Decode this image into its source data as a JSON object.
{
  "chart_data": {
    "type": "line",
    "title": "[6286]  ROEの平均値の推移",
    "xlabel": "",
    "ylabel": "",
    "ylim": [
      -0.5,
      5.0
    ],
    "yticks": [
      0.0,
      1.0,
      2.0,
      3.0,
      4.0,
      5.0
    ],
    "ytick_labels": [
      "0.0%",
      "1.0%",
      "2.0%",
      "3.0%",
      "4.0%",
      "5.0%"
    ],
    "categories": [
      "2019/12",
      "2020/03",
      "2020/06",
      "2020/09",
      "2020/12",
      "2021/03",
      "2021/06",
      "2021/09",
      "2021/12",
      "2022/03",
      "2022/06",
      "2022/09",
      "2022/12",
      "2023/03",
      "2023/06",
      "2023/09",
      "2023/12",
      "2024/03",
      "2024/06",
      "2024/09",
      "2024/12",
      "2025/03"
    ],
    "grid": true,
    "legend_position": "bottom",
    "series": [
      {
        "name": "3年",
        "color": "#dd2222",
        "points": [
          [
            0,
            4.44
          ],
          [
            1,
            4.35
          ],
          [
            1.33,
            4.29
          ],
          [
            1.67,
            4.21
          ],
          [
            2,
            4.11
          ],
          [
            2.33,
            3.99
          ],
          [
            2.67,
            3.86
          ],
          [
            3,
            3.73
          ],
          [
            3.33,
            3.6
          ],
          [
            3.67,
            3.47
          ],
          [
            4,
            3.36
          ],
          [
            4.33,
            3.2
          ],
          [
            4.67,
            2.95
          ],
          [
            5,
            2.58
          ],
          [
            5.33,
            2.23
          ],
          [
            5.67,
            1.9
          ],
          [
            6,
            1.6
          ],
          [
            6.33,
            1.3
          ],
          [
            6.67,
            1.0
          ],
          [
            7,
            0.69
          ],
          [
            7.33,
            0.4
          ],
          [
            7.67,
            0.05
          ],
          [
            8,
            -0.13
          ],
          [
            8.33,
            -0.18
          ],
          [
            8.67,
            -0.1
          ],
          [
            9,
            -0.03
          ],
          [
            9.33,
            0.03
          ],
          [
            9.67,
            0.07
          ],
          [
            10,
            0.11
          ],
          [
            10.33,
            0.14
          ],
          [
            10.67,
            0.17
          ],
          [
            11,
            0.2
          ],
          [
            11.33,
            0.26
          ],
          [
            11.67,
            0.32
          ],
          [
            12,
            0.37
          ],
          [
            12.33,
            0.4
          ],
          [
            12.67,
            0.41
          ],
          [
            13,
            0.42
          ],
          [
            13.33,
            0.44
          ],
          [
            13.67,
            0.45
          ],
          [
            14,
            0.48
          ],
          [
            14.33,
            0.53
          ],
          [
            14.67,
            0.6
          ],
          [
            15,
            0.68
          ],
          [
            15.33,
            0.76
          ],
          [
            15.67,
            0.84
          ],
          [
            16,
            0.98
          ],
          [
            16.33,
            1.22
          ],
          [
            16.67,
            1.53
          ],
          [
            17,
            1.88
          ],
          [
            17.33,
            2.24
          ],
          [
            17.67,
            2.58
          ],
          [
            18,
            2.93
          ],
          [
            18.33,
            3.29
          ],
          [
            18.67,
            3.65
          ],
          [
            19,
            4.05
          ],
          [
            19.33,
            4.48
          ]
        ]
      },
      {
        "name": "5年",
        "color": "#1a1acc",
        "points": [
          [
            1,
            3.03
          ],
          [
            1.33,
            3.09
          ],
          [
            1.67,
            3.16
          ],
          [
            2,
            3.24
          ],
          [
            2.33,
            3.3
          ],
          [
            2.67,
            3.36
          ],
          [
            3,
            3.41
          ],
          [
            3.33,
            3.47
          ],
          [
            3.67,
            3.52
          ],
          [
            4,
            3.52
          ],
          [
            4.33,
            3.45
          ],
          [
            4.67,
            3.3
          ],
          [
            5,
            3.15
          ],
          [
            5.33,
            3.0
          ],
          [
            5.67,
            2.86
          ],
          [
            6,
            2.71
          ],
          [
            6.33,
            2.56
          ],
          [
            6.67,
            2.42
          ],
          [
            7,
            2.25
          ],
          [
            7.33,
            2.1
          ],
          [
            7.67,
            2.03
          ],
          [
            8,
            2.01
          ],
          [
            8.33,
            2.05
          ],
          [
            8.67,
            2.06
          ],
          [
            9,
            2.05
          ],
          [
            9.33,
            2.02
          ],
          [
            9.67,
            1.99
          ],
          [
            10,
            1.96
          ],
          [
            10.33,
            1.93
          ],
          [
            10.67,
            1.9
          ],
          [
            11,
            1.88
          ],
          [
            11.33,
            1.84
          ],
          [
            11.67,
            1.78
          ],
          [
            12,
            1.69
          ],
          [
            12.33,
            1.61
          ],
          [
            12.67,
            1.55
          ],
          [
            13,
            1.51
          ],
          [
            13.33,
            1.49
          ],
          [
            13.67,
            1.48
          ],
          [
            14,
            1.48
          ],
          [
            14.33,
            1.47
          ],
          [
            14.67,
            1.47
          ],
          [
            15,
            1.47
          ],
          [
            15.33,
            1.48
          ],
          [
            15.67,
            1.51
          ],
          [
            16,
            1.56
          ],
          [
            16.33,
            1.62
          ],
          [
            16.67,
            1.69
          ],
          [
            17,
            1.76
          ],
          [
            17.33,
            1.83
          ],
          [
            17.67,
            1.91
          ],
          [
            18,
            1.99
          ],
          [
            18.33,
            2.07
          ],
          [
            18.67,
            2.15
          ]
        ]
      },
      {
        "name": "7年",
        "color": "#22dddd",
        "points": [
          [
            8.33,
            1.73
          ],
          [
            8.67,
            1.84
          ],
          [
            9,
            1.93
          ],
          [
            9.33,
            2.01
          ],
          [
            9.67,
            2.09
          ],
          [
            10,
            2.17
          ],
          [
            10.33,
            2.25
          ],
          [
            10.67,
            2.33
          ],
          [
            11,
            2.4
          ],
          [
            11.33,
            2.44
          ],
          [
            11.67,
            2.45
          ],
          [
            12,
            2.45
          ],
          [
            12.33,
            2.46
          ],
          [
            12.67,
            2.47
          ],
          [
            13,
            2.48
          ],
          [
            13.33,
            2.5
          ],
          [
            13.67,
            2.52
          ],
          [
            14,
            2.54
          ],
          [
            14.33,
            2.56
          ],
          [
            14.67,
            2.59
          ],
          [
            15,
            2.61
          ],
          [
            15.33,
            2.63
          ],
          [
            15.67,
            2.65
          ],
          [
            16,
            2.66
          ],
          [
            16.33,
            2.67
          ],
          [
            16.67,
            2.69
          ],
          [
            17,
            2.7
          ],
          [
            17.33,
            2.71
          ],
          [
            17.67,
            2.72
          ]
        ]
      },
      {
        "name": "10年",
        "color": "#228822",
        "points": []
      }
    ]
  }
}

==================================================

→ Short exercise
Please copy out each record, character for character.

→ Expected answer
Decode this image into its source data as a JSON object.
{
  "chart_data": {
    "type": "line",
    "title": "[6286]  ROEの平均値の推移",
    "xlabel": "",
    "ylabel": "",
    "ylim": [
      -0.5,
      5.0
    ],
    "yticks": [
      0.0,
      1.0,
      2.0,
      3.0,
      4.0,
      5.0
    ],
    "ytick_labels": [
      "0.0%",
      "1.0%",
      "2.0%",
      "3.0%",
      "4.0%",
      "5.0%"
    ],
    "categories": [
      "2019/12",
      "2020/03",
      "2020/06",
      "2020/09",
      "2020/12",
      "2021/03",
      "2021/06",
      "2021/09",
      "2021/12",
      "2022/03",
      "2022/06",
      "2022/09",
      "2022/12",
      "2023/03",
      "2023/06",
      "2023/09",
      "2023/12",
      "2024/03",
      "2024/06",
      "2024/09",
      "2024/12",
      "2025/03"
    ],
    "grid": true,
    "legend_position": "bottom",
    "series": [
      {
        "name": "3年",
        "color": "#dd2222",
        "points": [
          [
            0,
            4.44
          ],
          [
            1,
            4.35
          ],
          [
            1.33,
            4.29
          ],
          [
            1.67,
            4.21
          ],
          [
            2,
            4.11
          ],
          [
            2.33,
            3.99
          ],
          [
            2.67,
            3.86
          ],
          [
            3,
            3.73
          ],
          [
            3.33,
            3.6
          ],
          [
            3.67,
            3.47
          ],
          [
            4,
            3.36
          ],
          [
            4.33,
            3.2
          ],
          [
            4.67,
            2.95
          ],
          [
            5,
            2.58
          ],
          [
            5.33,
            2.23
          ],
          [
            5.67,
            1.9
          ],
          [
            6,
            1.6
          ],
          [
            6.33,
            1.3
          ],
          [
            6.67,
            1.0
          ],
          [
            7,
            0.69
          ],
          [
            7.33,
            0.4
          ],
          [
            7.67,
            0.05
          ],
          [
            8,
            -0.13
          ],
          [
            8.33,
            -0.18
          ],
          [
            8.67,
            -0.1
          ],
          [
            9,
            -0.03
          ],
          [
            9.33,
            0.03
          ],
          [
            9.67,
            0.07
          ],
          [
            10,
            0.11
          ],
          [
            10.33,
            0.14
          ],
          [
            10.67,
            0.17
          ],
          [
            11,
            0.2
          ],
          [
            11.33,
            0.26
          ],
          [
            11.67,
            0.32
          ],
          [
            12,
            0.37
          ],
          [
            12.33,
            0.4
          ],
          [
            12.67,
            0.41
          ],
          [
            13,
            0.42
          ],
          [
            13.33,
            0.44
          ],
          [
            13.67,
            0.45
          ],
          [
            14,
            0.48
          ],
          [
            14.33,
            0.53
          ],
          [
            14.67,
            0.6
          ],
          [
            15,
            0.68
          ],
          [
            15.33,
            0.76
          ],
          [
            15.67,
            0.84
          ],
          [
            16,
            0.98
          ],
          [
            16.33,
            1.22
          ],
          [
            16.67,
            1.53
          ],
          [
            17,
            1.88
          ],
          [
            17.33,
            2.24
          ],
          [
            17.67,
            2.58
          ],
          [
            18,
            2.93
          ],
          [
            18.33,
            3.29
          ],
          [
            18.67,
            3.65
          ],
          [
            19,
            4.05
          ],
          [
            19.33,
            4.48
          ]
        ]
      },
      {
        "name": "5年",
        "color": "#1a1acc",
        "points": [
          [
            1,
            3.03
          ],
          [
            1.33,
            3.09
          ],
          [
            1.67,
            3.16
          ],
          [
            2,
            3.24
          ],
          [
            2.33,
            3.3
          ],
          [
            2.67,
            3.36
          ],
          [
            3,
            3.41
          ],
          [
            3.33,
            3.47
          ],
          [
            3.67,
            3.52
          ],
          [
            4,
            3.52
          ],
          [
            4.33,
            3.45
          ],
          [
            4.67,
            3.3
          ],
          [
            5,
            3.15
          ],
          [
            5.33,
            3.0
          ],
          [
            5.67,
            2.86
          ],
          [
            6,
            2.71
          ],
          [
            6.33,
            2.56
          ],
          [
            6.67,
            2.42
          ],
          [
            7,
            2.25
          ],
          [
            7.33,
            2.1
          ],
          [
            7.67,
            2.03
          ],
          [
            8,
            2.01
          ],
          [
            8.33,
            2.05
          ],
          [
            8.67,
            2.06
          ],
          [
            9,
            2.05
          ],
          [
            9.33,
            2.02
          ],
          [
            9.67,
            1.99
          ],
          [
            10,
            1.96
          ],
          [
            10.33,
            1.93
          ],
          [
            10.67,
            1.9
          ],
          [
            11,
            1.88
          ],
          [
            11.33,
            1.84
          ],
          [
            11.67,
            1.78
          ],
          [
            12,
            1.69
          ],
          [
            12.33,
            1.61
          ],
          [
            12.67,
            1.55
          ],
          [
            13,
            1.51
          ],
          [
            13.33,
            1.49
          ],
          [
            13.67,
            1.48
          ],
          [
            14,
            1.48
          ],
          [
            14.33,
            1.47
          ],
          [
            14.67,
            1.47
          ],
          [
            15,
            1.47
          ],
          [
            15.33,
            1.48
          ],
          [
            15.67,
            1.51
          ],
          [
            16,
            1.56
          ],
          [
            16.33,
            1.62
          ],
          [
            16.67,
            1.69
          ],
          [
            17,
            1.76
          ],
          [
            17.33,
            1.83
          ],
          [
            17.67,
            1.91
          ],
          [
            18,
            1.99
          ],
          [
            18.33,
            2.07
          ],
          [
            18.67,
            2.15
          ]
        ]
      },
      {
        "name": "7年",
        "color": "#22dddd",
        "points": [
          [
            8.33,
            1.73
          ],
          [
            8.67,
            1.84
          ],
          [
            9,
            1.93
          ],
          [
            9.33,
            2.01
          ],
          [
            9.67,
            2.09
          ],
          [
            10,
            2.17
          ],
          [
            10.33,
            2.25
          ],
          [
            10.67,
            2.33
          ],
          [
            11,
            2.4
          ],
          [
            11.33,
            2.44
          ],
          [
            11.67,
            2.45
          ],
          [
            12,
            2.45
          ],
          [
            12.33,
            2.46
          ],
          [
            12.67,
            2.47
          ],
          [
            13,
            2.48
          ],
          [
            13.33,
            2.5
          ],
          [
            13.67,
            2.52
          ],
          [
            14,
            2.54
          ],
          [
            14.33,
            2.56
          ],
          [
            14.67,
            2.59
          ],
          [
            15,
            2.61
          ],
          [
            15.33,
            2.63
          ],
          [
            15.67,
            2.65
          ],
          [
            16,
            2.66
          ],
          [
            16.33,
            2.67
          ],
          [
            16.67,
            2.69
          ],
          [
            17,
            2.7
          ],
          [
            17.33,
            2.71
          ],
          [
            17.67,
            2.72
          ]
        ]
      },
      {
        "name": "10年",
        "color": "#228822",
        "points": []
      }
    ]
  }
}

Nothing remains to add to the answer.